▶ **DIRECTIVE**
Restate the entire listing word for word.

▶ **INPUT FOR THIS TASK**

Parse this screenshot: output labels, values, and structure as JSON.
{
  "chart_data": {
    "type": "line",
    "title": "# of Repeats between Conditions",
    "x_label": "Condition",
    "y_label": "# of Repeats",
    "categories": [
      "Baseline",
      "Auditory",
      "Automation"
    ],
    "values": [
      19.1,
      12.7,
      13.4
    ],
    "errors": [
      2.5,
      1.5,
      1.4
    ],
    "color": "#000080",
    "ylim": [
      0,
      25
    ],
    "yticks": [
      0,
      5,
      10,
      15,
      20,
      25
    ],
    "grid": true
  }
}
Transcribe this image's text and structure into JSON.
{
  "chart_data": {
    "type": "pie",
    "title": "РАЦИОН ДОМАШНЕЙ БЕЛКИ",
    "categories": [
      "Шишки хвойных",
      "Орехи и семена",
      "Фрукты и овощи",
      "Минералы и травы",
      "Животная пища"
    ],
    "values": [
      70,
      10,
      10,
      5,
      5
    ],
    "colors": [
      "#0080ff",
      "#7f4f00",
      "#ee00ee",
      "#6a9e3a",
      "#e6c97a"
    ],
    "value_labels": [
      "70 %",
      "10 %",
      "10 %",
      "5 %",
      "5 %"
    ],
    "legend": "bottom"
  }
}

▶ **TASK ANSWER**
Parse this screenshot: output labels, values, and structure as JSON.
{
  "chart_data": {
    "type": "line",
    "title": "# of Repeats between Conditions",
    "x_label": "Condition",
    "y_label": "# of Repeats",
    "categories": [
      "Baseline",
      "Auditory",
      "Automation"
    ],
    "values": [
      19.1,
      12.7,
      13.4
    ],
    "errors": [
      2.5,
      1.5,
      1.4
    ],
    "color": "#000080",
    "ylim": [
      0,
      25
    ],
    "yticks": [
      0,
      5,
      10,
      15,
      20,
      25
    ],
    "grid": true
  }
}
Transcribe this image's text and structure into JSON.
{
  "chart_data": {
    "type": "pie",
    "title": "РАЦИОН ДОМАШНЕЙ БЕЛКИ",
    "categories": [
      "Шишки хвойных",
      "Орехи и семена",
      "Фрукты и овощи",
      "Минералы и травы",
      "Животная пища"
    ],
    "values": [
      70,
      10,
      10,
      5,
      5
    ],
    "colors": [
      "#0080ff",
      "#7f4f00",
      "#ee00ee",
      "#6a9e3a",
      "#e6c97a"
    ],
    "value_labels": [
      "70 %",
      "10 %",
      "10 %",
      "5 %",
      "5 %"
    ],
    "legend": "bottom"
  }
}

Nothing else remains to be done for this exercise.